start Supplied data
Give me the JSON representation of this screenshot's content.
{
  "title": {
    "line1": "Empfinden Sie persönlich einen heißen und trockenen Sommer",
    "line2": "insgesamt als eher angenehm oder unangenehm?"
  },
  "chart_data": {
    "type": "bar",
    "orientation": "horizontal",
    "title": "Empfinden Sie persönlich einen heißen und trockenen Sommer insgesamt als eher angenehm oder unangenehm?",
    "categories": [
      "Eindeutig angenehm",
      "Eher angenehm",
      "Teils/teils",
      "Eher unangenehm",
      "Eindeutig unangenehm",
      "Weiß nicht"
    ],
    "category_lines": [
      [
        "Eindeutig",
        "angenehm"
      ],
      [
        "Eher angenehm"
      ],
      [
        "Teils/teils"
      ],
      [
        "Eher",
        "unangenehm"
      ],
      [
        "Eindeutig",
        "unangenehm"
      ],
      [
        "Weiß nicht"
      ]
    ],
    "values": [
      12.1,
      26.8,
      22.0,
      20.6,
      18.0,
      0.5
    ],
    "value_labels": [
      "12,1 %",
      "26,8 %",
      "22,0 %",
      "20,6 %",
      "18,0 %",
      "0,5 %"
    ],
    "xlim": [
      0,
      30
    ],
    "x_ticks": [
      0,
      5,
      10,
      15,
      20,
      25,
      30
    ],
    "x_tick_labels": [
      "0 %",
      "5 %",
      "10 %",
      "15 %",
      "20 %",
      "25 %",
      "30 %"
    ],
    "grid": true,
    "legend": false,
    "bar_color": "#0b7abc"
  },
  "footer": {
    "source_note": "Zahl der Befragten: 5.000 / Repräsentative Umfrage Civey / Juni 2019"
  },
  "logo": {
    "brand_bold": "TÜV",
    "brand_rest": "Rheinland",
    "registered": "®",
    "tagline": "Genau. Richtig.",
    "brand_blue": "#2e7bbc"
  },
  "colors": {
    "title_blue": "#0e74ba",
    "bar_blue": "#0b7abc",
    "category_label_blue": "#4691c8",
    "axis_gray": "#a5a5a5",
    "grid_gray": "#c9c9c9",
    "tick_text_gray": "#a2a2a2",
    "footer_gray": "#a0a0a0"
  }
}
end Supplied data
> **Task prompt**
Reproduce each entry exactly, leaving out nothing.

> **Correct answer**
Give me the JSON representation of this screenshot's content.
{
  "title": {
    "line1": "Empfinden Sie persönlich einen heißen und trockenen Sommer",
    "line2": "insgesamt als eher angenehm oder unangenehm?"
  },
  "chart_data": {
    "type": "bar",
    "orientation": "horizontal",
    "title": "Empfinden Sie persönlich einen heißen und trockenen Sommer insgesamt als eher angenehm oder unangenehm?",
    "categories": [
      "Eindeutig angenehm",
      "Eher angenehm",
      "Teils/teils",
      "Eher unangenehm",
      "Eindeutig unangenehm",
      "Weiß nicht"
    ],
    "category_lines": [
      [
        "Eindeutig",
        "angenehm"
      ],
      [
        "Eher angenehm"
      ],
      [
        "Teils/teils"
      ],
      [
        "Eher",
        "unangenehm"
      ],
      [
        "Eindeutig",
        "unangenehm"
      ],
      [
        "Weiß nicht"
      ]
    ],
    "values": [
      12.1,
      26.8,
      22.0,
      20.6,
      18.0,
      0.5
    ],
    "value_labels": [
      "12,1 %",
      "26,8 %",
      "22,0 %",
      "20,6 %",
      "18,0 %",
      "0,5 %"
    ],
    "xlim": [
      0,
      30
    ],
    "x_ticks": [
      0,
      5,
      10,
      15,
      20,
      25,
      30
    ],
    "x_tick_labels": [
      "0 %",
      "5 %",
      "10 %",
      "15 %",
      "20 %",
      "25 %",
      "30 %"
    ],
    "grid": true,
    "legend": false,
    "bar_color": "#0b7abc"
  },
  "footer": {
    "source_note": "Zahl der Befragten: 5.000 / Repräsentative Umfrage Civey / Juni 2019"
  },
  "logo": {
    "brand_bold": "TÜV",
    "brand_rest": "Rheinland",
    "registered": "®",
    "tagline": "Genau. Richtig.",
    "brand_blue": "#2e7bbc"
  },
  "colors": {
    "title_blue": "#0e74ba",
    "bar_blue": "#0b7abc",
    "category_label_blue": "#4691c8",
    "axis_gray": "#a5a5a5",
    "grid_gray": "#c9c9c9",
    "tick_text_gray": "#a2a2a2",
    "footer_gray": "#a0a0a0"
  }
}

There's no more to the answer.